--- GOAL ---
Go through the listing below and gather every line with the word "CRITERIA".

[start EXCERPTED DATA]

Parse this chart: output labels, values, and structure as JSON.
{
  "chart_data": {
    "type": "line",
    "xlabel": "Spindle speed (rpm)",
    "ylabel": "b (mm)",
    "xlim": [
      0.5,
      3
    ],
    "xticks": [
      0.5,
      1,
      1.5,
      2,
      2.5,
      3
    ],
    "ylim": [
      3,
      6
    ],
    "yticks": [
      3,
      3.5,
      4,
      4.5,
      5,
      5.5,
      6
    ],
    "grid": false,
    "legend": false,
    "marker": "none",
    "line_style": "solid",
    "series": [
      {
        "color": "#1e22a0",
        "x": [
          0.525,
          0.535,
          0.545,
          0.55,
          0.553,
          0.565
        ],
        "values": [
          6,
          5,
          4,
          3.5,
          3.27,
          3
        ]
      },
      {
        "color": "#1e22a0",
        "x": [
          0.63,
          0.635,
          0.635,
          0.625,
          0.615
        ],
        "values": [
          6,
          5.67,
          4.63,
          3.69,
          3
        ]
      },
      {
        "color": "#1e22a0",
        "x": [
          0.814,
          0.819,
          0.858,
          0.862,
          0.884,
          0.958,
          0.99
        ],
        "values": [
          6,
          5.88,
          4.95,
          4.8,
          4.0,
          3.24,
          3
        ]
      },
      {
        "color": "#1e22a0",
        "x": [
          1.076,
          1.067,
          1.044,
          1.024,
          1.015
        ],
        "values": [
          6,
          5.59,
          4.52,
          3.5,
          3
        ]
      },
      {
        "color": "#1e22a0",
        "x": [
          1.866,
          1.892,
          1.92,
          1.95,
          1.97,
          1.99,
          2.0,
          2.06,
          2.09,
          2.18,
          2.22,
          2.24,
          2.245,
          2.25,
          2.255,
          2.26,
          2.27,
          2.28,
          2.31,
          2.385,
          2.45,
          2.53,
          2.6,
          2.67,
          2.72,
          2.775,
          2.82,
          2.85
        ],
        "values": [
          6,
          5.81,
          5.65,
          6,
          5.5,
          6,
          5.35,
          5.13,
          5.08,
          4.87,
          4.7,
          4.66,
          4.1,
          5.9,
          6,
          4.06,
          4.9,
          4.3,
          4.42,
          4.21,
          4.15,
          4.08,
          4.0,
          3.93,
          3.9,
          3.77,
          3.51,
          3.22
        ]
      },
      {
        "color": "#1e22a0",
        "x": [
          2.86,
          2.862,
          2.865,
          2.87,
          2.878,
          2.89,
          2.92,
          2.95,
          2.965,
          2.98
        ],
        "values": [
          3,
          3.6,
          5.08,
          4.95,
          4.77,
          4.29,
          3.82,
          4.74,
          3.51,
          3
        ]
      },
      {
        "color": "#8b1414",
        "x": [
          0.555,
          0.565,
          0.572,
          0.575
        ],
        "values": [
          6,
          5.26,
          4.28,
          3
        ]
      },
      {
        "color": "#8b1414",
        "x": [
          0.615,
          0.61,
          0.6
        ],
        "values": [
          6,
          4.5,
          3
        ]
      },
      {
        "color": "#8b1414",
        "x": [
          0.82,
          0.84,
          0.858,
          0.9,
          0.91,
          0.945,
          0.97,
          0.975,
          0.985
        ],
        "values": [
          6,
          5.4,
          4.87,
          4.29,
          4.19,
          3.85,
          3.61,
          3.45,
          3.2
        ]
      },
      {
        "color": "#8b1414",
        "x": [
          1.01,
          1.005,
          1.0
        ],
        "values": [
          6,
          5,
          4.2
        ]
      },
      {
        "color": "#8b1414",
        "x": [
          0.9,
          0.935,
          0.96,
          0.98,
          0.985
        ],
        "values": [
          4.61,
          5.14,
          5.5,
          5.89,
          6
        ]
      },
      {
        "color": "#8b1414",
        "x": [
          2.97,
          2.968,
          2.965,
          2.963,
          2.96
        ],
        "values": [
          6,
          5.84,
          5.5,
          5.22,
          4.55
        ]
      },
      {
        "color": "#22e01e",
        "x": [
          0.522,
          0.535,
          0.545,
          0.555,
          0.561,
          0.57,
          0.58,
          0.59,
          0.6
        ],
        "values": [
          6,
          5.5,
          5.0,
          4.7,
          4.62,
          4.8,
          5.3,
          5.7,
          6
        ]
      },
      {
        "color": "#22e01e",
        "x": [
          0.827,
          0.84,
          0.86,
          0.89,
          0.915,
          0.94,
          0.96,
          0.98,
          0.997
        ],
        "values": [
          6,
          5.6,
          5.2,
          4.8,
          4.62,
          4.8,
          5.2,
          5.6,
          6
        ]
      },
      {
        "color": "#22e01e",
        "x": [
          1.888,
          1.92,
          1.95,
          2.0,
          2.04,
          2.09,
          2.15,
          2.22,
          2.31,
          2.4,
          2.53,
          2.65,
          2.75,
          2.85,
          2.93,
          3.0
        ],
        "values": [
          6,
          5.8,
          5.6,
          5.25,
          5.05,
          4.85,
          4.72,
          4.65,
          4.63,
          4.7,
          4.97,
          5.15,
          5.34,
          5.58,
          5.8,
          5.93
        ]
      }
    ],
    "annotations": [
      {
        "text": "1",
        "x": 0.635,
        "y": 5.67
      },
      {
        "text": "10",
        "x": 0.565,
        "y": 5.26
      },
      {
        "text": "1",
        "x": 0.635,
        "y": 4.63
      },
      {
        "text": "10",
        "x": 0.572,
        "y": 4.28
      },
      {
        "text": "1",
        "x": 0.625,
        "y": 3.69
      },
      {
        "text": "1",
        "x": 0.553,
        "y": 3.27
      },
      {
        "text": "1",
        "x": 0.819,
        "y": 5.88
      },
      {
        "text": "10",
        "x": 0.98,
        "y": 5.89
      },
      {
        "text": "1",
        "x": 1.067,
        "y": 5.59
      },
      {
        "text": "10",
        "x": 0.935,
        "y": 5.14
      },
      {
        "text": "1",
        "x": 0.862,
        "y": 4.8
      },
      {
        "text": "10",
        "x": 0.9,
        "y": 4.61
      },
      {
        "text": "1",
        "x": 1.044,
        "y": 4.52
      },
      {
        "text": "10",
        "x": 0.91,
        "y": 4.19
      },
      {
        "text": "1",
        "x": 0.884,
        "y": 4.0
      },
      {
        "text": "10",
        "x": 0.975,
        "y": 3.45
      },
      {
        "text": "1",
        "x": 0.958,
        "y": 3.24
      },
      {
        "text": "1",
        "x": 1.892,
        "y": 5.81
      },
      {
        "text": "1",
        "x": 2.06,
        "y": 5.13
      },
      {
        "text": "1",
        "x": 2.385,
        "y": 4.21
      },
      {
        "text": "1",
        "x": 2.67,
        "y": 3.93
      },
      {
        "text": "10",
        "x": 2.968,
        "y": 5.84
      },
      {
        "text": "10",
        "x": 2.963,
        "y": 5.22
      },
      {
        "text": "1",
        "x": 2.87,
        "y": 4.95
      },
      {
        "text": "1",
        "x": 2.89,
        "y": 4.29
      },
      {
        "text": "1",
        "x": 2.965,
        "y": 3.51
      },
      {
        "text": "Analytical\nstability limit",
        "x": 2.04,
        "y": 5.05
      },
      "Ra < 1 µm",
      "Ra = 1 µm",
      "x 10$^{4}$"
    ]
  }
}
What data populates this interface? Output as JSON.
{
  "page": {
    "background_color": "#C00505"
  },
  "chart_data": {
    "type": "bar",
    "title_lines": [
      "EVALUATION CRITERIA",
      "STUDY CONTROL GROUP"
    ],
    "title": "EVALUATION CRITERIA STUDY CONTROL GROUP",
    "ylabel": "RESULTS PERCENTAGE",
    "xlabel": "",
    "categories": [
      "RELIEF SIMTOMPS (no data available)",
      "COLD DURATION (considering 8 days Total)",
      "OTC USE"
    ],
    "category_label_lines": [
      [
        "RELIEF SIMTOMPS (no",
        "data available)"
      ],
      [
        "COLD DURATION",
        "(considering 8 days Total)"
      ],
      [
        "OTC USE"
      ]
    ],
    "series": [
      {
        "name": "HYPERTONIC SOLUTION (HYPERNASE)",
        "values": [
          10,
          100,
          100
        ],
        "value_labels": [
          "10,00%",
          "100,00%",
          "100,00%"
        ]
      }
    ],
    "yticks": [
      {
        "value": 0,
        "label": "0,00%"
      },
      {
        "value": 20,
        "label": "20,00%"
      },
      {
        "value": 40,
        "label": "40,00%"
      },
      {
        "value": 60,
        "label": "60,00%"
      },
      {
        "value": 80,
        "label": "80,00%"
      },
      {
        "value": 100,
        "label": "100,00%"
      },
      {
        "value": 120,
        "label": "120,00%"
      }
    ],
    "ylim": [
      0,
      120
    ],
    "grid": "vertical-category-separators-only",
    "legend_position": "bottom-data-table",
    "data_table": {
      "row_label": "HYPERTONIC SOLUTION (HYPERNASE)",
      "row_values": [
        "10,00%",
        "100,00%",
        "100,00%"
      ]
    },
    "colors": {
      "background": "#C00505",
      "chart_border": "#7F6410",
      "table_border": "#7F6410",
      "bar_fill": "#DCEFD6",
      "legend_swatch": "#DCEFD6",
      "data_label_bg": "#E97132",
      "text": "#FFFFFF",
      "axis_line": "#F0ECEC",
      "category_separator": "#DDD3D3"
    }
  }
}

[end EXCERPTED DATA]

--- THE ANSWER ---
      "EVALUATION CRITERIA",
    "title": "EVALUATION CRITERIA STUDY CONTROL GROUP",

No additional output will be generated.